> _Direction_: All the data should come back exactly as it was given.

---- Data rows

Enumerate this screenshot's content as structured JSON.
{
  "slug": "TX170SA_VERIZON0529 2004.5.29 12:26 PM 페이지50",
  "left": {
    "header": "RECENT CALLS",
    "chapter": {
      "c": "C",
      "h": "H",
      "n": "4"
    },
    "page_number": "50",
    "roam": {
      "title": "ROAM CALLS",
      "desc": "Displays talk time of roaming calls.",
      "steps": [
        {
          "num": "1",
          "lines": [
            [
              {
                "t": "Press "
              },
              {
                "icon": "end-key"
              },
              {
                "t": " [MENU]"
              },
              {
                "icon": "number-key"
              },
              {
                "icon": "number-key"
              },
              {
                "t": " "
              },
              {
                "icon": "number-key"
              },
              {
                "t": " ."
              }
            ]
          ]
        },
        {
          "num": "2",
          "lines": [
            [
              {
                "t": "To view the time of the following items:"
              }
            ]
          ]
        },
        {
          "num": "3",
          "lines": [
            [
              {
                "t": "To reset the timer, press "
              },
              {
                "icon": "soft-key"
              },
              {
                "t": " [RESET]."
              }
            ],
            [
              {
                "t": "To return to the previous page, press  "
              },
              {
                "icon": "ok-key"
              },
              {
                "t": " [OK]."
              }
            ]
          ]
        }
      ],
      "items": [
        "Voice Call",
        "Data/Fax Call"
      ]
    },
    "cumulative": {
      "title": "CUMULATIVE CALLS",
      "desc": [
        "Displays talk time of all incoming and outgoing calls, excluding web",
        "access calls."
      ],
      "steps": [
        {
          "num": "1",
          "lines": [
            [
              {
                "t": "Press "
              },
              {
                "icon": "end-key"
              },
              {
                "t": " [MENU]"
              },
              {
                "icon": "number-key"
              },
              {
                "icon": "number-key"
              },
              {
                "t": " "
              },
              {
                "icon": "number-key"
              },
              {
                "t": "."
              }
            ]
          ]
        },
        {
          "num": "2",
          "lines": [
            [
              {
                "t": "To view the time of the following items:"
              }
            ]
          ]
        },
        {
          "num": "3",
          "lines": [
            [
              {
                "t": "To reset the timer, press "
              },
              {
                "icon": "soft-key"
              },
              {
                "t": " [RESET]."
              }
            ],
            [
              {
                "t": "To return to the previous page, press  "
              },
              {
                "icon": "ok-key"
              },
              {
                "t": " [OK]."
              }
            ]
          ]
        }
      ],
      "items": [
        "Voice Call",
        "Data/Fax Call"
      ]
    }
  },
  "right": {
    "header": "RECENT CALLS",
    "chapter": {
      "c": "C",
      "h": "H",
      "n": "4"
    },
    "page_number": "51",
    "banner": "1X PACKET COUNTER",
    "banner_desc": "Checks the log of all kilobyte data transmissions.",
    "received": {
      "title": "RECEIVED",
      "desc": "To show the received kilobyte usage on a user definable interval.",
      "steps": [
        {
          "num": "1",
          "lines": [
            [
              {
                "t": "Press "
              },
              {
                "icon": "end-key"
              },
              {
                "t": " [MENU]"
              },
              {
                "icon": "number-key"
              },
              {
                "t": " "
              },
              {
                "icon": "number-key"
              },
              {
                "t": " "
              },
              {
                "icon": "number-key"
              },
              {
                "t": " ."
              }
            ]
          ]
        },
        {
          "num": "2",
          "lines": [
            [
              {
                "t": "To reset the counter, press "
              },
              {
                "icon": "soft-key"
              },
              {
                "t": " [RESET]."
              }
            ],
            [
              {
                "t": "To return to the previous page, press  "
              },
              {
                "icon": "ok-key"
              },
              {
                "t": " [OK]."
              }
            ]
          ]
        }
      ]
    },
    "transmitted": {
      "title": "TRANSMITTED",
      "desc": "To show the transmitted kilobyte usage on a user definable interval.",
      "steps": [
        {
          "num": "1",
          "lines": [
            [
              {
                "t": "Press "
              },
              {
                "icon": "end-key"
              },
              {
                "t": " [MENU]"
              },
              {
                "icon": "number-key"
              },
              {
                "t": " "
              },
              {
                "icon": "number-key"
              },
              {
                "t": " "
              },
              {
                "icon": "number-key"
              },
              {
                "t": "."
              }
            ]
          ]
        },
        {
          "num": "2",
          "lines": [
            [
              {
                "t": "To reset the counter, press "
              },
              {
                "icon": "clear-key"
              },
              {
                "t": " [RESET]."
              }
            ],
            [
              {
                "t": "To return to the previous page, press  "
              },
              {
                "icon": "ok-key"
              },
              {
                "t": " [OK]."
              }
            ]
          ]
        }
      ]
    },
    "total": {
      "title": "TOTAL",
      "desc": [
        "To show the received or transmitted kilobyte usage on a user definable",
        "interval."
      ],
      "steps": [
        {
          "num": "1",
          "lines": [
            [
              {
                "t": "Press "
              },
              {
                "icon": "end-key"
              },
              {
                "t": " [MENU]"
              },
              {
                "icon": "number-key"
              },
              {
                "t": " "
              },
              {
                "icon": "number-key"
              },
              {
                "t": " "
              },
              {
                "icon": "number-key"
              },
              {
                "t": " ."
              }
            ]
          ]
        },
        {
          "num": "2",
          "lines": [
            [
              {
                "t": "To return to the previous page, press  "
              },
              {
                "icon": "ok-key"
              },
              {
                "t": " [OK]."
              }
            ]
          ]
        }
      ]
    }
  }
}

--------

> _Correct answer_:
Enumerate this screenshot's content as structured JSON.
{
  "slug": "TX170SA_VERIZON0529 2004.5.29 12:26 PM 페이지50",
  "left": {
    "header": "RECENT CALLS",
    "chapter": {
      "c": "C",
      "h": "H",
      "n": "4"
    },
    "page_number": "50",
    "roam": {
      "title": "ROAM CALLS",
      "desc": "Displays talk time of roaming calls.",
      "steps": [
        {
          "num": "1",
          "lines": [
            [
              {
                "t": "Press "
              },
              {
                "icon": "end-key"
              },
              {
                "t": " [MENU]"
              },
              {
                "icon": "number-key"
              },
              {
                "icon": "number-key"
              },
              {
                "t": " "
              },
              {
                "icon": "number-key"
              },
              {
                "t": " ."
              }
            ]
          ]
        },
        {
          "num": "2",
          "lines": [
            [
              {
                "t": "To view the time of the following items:"
              }
            ]
          ]
        },
        {
          "num": "3",
          "lines": [
            [
              {
                "t": "To reset the timer, press "
              },
              {
                "icon": "soft-key"
              },
              {
                "t": " [RESET]."
              }
            ],
            [
              {
                "t": "To return to the previous page, press  "
              },
              {
                "icon": "ok-key"
              },
              {
                "t": " [OK]."
              }
            ]
          ]
        }
      ],
      "items": [
        "Voice Call",
        "Data/Fax Call"
      ]
    },
    "cumulative": {
      "title": "CUMULATIVE CALLS",
      "desc": [
        "Displays talk time of all incoming and outgoing calls, excluding web",
        "access calls."
      ],
      "steps": [
        {
          "num": "1",
          "lines": [
            [
              {
                "t": "Press "
              },
              {
                "icon": "end-key"
              },
              {
                "t": " [MENU]"
              },
              {
                "icon": "number-key"
              },
              {
                "icon": "number-key"
              },
              {
                "t": " "
              },
              {
                "icon": "number-key"
              },
              {
                "t": "."
              }
            ]
          ]
        },
        {
          "num": "2",
          "lines": [
            [
              {
                "t": "To view the time of the following items:"
              }
            ]
          ]
        },
        {
          "num": "3",
          "lines": [
            [
              {
                "t": "To reset the timer, press "
              },
              {
                "icon": "soft-key"
              },
              {
                "t": " [RESET]."
              }
            ],
            [
              {
                "t": "To return to the previous page, press  "
              },
              {
                "icon": "ok-key"
              },
              {
                "t": " [OK]."
              }
            ]
          ]
        }
      ],
      "items": [
        "Voice Call",
        "Data/Fax Call"
      ]
    }
  },
  "right": {
    "header": "RECENT CALLS",
    "chapter": {
      "c": "C",
      "h": "H",
      "n": "4"
    },
    "page_number": "51",
    "banner": "1X PACKET COUNTER",
    "banner_desc": "Checks the log of all kilobyte data transmissions.",
    "received": {
      "title": "RECEIVED",
      "desc": "To show the received kilobyte usage on a user definable interval.",
      "steps": [
        {
          "num": "1",
          "lines": [
            [
              {
                "t": "Press "
              },
              {
                "icon": "end-key"
              },
              {
                "t": " [MENU]"
              },
              {
                "icon": "number-key"
              },
              {
                "t": " "
              },
              {
                "icon": "number-key"
              },
              {
                "t": " "
              },
              {
                "icon": "number-key"
              },
              {
                "t": " ."
              }
            ]
          ]
        },
        {
          "num": "2",
          "lines": [
            [
              {
                "t": "To reset the counter, press "
              },
              {
                "icon": "soft-key"
              },
              {
                "t": " [RESET]."
              }
            ],
            [
              {
                "t": "To return to the previous page, press  "
              },
              {
                "icon": "ok-key"
              },
              {
                "t": " [OK]."
              }
            ]
          ]
        }
      ]
    },
    "transmitted": {
      "title": "TRANSMITTED",
      "desc": "To show the transmitted kilobyte usage on a user definable interval.",
      "steps": [
        {
          "num": "1",
          "lines": [
            [
              {
                "t": "Press "
              },
              {
                "icon": "end-key"
              },
              {
                "t": " [MENU]"
              },
              {
                "icon": "number-key"
              },
              {
                "t": " "
              },
              {
                "icon": "number-key"
              },
              {
                "t": " "
              },
              {
                "icon": "number-key"
              },
              {
                "t": "."
              }
            ]
          ]
        },
        {
          "num": "2",
          "lines": [
            [
              {
                "t": "To reset the counter, press "
              },
              {
                "icon": "clear-key"
              },
              {
                "t": " [RESET]."
              }
            ],
            [
              {
                "t": "To return to the previous page, press  "
              },
              {
                "icon": "ok-key"
              },
              {
                "t": " [OK]."
              }
            ]
          ]
        }
      ]
    },
    "total": {
      "title": "TOTAL",
      "desc": [
        "To show the received or transmitted kilobyte usage on a user definable",
        "interval."
      ],
      "steps": [
        {
          "num": "1",
          "lines": [
            [
              {
                "t": "Press "
              },
              {
                "icon": "end-key"
              },
              {
                "t": " [MENU]"
              },
              {
                "icon": "number-key"
              },
              {
                "t": " "
              },
              {
                "icon": "number-key"
              },
              {
                "t": " "
              },
              {
                "icon": "number-key"
              },
              {
                "t": " ."
              }
            ]
          ]
        },
        {
          "num": "2",
          "lines": [
            [
              {
                "t": "To return to the previous page, press  "
              },
              {
                "icon": "ok-key"
              },
              {
                "t": " [OK]."
              }
            ]
          ]
        }
      ]
    }
  }
}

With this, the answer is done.